There are two variables in the experiment: Genotype and Phenotype. 

- Genotype (our independent variable) is a categorical variable with two possible values: WT and Mutant. 
- Phenotype (our dependent variable) is a categorical binary variable: Pizza or Pasta.

We will run a statistical test to check if they are significantly associated or not.

**Question**: Which Statistical Test would you perform? 

In [None]:
# read fist data file into dataframe (using pandas library)
data0 = pd.read_excel('../data/dataset0.xlsx')

In [None]:
# show the first 5 lines of the dataframe
data0.head(5)

In [None]:
# show the last 3 lines of the dataframe
data0.tail(3)

In the above code blocks we read the data in from an Excel file and saved it in a data frame variable called 'data1'. The data appears to have been read in correctly. Each row is a record and the columns are the variables. In this case, each individual has a genotype and measurement.

□ □ □ □

Revise the passage on the experiment's variables, starting at "- Genotype (our" and ending at "associated or not.", so that "statistical test" becomes "hypothesis test".

Data records:
□ □ □ □

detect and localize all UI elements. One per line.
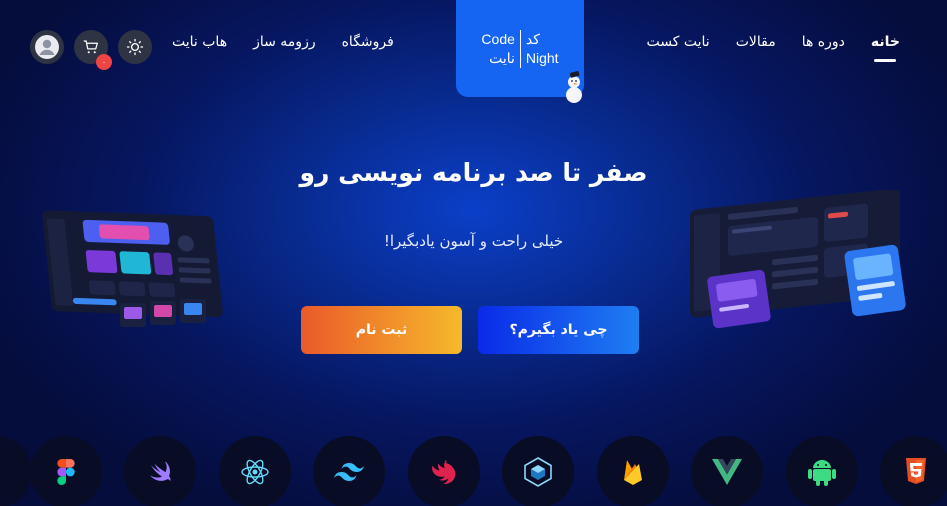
main-nav: خانه دوره ها مقالات نایت کست: [647, 34, 900, 50]
nav-hub[interactable]: هاب نایت: [172, 34, 227, 50]
swift-icon: [124, 436, 196, 506]
android-icon: [786, 436, 858, 506]
sun-icon: [126, 38, 144, 56]
user-account-button[interactable]: [30, 30, 64, 64]
figma-icon: [30, 436, 102, 506]
vue-icon: [691, 436, 763, 506]
hero-title: صفر تا صد برنامه نویسی رو: [299, 158, 648, 187]
firebase-icon: [597, 436, 669, 506]
signup-button[interactable]: ثبت نام: [301, 306, 462, 354]
nav-resume-builder[interactable]: رزومه ساز: [253, 34, 316, 50]
hero-subtitle: خیلی راحت و آسون یادبگیرا!: [383, 232, 564, 250]
theme-toggle-button[interactable]: [118, 30, 152, 64]
logo-night: Night: [525, 49, 559, 66]
react-icon: [219, 436, 291, 506]
what-to-learn-button[interactable]: چی یاد بگیرم؟: [478, 306, 639, 354]
nav-articles[interactable]: مقالات: [736, 34, 776, 50]
dashboard-mockup-right: [690, 190, 906, 329]
secondary-nav: فروشگاه رزومه ساز هاب نایت: [172, 34, 394, 50]
nav-nightcast[interactable]: نایت کست: [647, 34, 710, 50]
nestjs-icon: [408, 436, 480, 506]
logo-fa-bottom: نایت: [489, 49, 515, 66]
cart-icon: [83, 40, 99, 54]
logo-code: Code: [481, 30, 515, 47]
nav-shop[interactable]: فروشگاه: [342, 34, 394, 50]
nav-home[interactable]: خانه: [871, 34, 900, 50]
html5-icon: [880, 436, 947, 506]
logo-fa-top: کد: [525, 30, 540, 47]
partial-tech-icon: [0, 436, 32, 506]
snowman-icon: [566, 70, 582, 103]
user-avatar-icon: [35, 35, 59, 59]
navbar: خانه دوره ها مقالات نایت کست Code نایت ک…: [0, 0, 947, 103]
technology-icons-strip: [0, 436, 947, 506]
dashboard-mockup-left: [42, 210, 223, 327]
nav-courses[interactable]: دوره ها: [802, 34, 845, 50]
cart-count-badge: ۰: [96, 54, 112, 70]
webpack-icon: [502, 436, 574, 506]
logo-divider: [519, 29, 521, 68]
tailwind-icon: [313, 436, 385, 506]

□ □ □ □

Response:
- Genotype (our independent variable) is a categorical variable with two possible values: WT and Mutant. 
- Phenotype (our dependent variable) is a categorical binary variable: Pizza or Pasta.

We will run a hypothesis test to check if they are significantly associated or not.